**MATERIAL**:
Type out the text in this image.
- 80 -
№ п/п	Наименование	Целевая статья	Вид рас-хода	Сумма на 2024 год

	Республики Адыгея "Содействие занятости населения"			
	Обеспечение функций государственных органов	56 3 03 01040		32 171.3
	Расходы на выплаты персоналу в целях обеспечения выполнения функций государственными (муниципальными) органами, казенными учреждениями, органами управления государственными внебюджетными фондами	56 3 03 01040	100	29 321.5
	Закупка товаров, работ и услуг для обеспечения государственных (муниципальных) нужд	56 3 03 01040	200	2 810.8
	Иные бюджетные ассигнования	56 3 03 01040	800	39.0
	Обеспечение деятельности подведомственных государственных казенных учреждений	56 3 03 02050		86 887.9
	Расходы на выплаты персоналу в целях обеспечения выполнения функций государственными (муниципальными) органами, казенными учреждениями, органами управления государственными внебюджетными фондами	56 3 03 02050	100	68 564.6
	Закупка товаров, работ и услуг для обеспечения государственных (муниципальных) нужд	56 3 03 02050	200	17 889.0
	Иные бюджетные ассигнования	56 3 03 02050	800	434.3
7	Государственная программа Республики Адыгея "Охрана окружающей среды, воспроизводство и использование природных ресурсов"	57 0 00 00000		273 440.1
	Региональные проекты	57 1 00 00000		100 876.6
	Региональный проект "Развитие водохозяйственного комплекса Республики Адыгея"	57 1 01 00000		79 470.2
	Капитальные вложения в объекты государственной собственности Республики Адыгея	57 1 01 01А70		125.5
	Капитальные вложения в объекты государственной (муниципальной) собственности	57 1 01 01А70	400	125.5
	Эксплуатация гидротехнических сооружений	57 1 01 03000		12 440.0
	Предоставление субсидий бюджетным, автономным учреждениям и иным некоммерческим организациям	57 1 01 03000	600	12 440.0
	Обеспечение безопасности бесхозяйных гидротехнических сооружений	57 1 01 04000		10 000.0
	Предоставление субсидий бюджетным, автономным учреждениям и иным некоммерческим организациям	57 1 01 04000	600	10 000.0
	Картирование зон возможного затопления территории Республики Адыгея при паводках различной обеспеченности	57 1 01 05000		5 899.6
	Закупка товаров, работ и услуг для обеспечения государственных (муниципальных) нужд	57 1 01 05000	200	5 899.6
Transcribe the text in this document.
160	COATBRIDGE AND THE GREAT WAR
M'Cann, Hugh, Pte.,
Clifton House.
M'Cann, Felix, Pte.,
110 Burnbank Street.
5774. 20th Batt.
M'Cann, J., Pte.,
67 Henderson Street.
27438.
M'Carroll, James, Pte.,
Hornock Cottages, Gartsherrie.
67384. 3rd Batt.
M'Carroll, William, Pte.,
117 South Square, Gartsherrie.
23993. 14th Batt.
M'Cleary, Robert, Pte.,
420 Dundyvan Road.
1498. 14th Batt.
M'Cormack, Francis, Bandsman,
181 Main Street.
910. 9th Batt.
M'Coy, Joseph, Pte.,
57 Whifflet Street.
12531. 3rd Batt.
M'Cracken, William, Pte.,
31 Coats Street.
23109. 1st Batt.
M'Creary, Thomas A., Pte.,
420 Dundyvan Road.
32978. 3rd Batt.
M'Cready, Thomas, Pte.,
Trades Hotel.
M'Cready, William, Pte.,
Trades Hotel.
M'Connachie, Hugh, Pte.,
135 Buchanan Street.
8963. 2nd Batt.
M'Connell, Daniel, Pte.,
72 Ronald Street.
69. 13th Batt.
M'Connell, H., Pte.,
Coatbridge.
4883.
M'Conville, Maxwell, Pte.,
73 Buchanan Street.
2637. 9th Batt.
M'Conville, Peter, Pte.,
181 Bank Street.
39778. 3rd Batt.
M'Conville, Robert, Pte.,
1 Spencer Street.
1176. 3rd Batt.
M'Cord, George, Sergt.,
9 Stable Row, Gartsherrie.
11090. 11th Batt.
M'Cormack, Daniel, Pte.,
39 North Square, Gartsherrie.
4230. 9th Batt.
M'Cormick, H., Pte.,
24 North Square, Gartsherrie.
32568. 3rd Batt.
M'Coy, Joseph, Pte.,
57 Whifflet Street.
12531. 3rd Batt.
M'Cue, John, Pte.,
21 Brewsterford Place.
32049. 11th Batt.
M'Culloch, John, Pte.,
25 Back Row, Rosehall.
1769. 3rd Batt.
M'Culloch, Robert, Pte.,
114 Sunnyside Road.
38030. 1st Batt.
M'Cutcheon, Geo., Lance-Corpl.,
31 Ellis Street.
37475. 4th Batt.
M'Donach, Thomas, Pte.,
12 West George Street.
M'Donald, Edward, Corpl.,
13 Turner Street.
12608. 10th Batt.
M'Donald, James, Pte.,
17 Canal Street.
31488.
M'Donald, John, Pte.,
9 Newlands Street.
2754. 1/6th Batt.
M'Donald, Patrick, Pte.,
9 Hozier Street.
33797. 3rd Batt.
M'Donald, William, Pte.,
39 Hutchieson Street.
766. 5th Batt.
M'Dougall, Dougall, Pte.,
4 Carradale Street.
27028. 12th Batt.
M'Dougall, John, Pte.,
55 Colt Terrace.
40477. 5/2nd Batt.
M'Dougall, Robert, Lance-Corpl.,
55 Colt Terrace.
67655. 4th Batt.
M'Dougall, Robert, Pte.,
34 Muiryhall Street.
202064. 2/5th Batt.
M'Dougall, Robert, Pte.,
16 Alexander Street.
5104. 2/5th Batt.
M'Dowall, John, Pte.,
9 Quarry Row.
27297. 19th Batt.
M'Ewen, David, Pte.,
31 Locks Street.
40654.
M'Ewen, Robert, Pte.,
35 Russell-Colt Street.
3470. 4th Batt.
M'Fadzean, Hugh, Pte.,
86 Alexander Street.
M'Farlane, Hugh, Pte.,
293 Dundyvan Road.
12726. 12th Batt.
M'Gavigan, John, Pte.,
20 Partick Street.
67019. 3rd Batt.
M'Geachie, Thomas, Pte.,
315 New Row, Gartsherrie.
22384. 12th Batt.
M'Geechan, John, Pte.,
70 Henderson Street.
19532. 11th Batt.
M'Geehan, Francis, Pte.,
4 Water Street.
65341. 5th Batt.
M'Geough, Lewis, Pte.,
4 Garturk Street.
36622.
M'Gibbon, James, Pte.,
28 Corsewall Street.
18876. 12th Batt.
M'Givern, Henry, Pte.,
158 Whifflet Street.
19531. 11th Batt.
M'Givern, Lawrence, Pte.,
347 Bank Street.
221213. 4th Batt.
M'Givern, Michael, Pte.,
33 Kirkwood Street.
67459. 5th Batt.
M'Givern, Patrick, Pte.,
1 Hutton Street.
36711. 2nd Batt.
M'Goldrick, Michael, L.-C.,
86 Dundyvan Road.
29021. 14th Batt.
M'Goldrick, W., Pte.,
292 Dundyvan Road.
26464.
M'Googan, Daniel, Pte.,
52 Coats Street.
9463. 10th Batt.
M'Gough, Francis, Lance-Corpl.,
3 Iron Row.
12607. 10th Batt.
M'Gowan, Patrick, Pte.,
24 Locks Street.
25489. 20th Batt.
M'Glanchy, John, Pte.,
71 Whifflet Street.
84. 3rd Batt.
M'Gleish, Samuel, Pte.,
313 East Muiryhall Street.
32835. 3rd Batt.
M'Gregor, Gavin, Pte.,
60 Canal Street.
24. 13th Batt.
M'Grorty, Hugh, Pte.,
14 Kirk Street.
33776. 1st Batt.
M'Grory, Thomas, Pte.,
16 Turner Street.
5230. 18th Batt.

**TASK STATEMENT**: Search the data for the string "Corpl" and copy each line where it appears.

**RESPONSE TO THE TASK**:
M'Cutcheon, Geo., Lance-Corpl.,
M'Donald, Edward, Corpl.,
M'Dougall, Robert, Lance-Corpl.,
M'Gough, Francis, Lance-Corpl.,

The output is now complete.